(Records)

──────────────────────────────

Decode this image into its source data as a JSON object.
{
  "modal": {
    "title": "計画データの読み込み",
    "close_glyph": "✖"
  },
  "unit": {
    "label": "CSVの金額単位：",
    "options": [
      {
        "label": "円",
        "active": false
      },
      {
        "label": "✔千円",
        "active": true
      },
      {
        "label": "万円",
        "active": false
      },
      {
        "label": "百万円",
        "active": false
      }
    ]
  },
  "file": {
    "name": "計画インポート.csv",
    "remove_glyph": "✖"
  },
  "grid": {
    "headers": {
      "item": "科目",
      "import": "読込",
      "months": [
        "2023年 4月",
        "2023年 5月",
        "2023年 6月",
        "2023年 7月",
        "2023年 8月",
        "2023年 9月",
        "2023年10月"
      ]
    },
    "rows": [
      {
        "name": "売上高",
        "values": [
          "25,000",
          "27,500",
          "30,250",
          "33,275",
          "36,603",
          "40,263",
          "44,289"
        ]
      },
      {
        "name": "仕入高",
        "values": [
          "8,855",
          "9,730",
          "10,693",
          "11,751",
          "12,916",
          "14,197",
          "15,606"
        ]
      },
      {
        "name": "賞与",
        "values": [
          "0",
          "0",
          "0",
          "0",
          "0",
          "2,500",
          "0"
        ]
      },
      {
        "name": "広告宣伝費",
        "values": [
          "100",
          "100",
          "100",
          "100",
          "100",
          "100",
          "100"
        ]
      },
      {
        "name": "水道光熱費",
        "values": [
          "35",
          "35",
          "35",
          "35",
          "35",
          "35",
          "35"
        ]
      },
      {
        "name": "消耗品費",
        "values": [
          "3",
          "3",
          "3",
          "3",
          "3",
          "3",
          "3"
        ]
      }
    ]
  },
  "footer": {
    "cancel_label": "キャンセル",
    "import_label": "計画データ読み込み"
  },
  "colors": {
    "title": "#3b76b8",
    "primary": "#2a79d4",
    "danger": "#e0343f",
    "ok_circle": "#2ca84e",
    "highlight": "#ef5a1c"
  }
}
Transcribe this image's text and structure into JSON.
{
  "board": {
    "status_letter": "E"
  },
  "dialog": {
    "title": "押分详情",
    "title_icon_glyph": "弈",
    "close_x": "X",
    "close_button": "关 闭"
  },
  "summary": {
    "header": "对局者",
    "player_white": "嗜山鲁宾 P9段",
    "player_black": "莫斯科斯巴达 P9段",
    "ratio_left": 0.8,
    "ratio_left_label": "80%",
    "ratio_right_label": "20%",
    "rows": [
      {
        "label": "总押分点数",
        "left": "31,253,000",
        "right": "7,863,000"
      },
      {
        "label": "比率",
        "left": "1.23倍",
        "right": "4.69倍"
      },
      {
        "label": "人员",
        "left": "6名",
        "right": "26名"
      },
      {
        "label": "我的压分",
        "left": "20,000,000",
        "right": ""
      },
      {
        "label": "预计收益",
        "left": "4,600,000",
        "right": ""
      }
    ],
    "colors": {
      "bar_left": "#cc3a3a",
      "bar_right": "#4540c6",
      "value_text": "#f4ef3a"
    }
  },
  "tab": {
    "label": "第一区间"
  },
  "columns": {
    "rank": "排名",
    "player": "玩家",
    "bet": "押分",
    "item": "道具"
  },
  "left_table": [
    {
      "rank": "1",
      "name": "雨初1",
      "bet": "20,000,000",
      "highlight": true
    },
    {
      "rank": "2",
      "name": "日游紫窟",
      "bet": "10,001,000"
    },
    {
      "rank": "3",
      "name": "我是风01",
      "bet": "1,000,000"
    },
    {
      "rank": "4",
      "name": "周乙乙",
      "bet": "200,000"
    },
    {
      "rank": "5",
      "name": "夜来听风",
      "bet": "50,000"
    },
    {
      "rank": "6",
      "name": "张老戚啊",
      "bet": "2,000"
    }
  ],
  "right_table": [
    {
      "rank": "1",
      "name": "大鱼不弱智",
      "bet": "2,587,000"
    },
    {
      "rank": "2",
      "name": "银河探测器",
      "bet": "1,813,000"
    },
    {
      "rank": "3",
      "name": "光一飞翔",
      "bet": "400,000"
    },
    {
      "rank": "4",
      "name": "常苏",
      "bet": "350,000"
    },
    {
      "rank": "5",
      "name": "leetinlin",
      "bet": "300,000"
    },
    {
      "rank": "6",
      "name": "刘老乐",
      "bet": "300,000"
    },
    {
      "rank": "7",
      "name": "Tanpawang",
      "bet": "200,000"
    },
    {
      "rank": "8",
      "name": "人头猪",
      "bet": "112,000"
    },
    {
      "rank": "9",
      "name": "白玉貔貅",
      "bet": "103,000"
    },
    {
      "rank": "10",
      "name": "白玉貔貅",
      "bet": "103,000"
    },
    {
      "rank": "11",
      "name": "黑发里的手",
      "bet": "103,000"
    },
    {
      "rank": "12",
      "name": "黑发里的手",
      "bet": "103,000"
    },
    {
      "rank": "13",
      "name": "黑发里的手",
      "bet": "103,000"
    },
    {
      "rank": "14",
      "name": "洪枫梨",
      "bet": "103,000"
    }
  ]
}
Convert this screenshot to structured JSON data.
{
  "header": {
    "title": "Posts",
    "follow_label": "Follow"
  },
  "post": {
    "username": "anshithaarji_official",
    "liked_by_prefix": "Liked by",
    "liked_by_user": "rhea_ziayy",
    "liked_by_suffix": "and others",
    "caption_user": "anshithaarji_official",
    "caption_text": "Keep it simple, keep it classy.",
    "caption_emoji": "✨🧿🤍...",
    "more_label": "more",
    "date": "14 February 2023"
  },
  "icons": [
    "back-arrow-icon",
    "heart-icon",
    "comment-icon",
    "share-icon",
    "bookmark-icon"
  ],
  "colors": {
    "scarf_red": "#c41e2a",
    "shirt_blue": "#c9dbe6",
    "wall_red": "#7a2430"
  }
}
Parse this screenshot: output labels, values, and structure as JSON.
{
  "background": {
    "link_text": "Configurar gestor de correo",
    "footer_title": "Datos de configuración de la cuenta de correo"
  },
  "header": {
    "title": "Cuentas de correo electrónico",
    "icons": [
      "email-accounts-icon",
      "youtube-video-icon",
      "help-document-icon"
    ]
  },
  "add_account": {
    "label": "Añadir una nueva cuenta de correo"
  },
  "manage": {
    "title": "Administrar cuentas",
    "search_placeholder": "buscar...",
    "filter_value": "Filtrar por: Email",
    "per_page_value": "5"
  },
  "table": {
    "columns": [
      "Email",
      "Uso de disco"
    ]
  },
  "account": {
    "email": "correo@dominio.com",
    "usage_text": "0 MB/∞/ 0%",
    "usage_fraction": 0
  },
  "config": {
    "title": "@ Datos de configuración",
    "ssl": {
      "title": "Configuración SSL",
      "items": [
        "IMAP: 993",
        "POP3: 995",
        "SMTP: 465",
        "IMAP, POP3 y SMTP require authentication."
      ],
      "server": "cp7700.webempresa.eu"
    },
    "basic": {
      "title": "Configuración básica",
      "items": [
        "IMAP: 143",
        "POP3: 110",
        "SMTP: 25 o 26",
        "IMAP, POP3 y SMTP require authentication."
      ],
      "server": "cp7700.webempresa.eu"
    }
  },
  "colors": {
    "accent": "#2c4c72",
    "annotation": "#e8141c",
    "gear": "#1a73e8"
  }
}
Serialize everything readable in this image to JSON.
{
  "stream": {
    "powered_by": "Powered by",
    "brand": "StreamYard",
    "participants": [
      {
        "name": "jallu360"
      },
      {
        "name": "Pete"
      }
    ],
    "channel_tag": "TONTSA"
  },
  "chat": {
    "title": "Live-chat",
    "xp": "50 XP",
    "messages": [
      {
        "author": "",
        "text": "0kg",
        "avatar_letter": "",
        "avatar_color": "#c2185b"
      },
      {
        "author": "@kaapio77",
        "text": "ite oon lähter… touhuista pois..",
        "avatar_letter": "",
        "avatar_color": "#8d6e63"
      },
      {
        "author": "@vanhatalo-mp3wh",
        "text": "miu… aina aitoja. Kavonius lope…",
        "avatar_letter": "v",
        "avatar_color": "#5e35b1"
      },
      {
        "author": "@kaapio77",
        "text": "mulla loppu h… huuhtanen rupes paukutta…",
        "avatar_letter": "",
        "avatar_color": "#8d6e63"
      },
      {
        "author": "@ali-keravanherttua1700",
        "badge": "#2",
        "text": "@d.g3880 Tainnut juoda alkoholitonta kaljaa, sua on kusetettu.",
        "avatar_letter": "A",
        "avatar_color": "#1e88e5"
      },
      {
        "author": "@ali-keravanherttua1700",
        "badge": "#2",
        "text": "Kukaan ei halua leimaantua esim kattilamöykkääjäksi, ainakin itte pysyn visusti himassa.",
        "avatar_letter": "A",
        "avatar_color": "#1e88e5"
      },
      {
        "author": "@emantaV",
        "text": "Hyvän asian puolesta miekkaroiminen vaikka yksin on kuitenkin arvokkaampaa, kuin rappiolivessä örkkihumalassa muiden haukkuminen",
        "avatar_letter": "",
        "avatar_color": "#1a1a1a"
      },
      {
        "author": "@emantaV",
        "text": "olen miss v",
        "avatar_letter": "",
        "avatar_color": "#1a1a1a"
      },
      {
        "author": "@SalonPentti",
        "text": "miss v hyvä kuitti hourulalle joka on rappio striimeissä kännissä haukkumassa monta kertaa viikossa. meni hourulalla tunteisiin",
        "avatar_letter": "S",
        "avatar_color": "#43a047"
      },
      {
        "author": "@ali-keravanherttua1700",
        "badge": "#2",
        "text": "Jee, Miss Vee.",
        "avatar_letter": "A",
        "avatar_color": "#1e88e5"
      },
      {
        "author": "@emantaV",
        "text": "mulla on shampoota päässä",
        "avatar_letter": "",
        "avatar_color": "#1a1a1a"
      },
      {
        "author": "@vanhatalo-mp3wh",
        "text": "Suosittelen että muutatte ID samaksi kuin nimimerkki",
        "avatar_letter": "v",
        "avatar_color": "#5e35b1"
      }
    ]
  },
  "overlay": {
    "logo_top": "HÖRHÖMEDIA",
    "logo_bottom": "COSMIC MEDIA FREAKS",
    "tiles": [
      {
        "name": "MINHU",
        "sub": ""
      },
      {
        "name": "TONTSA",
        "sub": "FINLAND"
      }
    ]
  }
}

──────────────────────────────

*GIVEN PROBLEM:*
Count how many lines in the data contain the word "JSON", giving the number without comment.

*FULL OUTPUT:*
5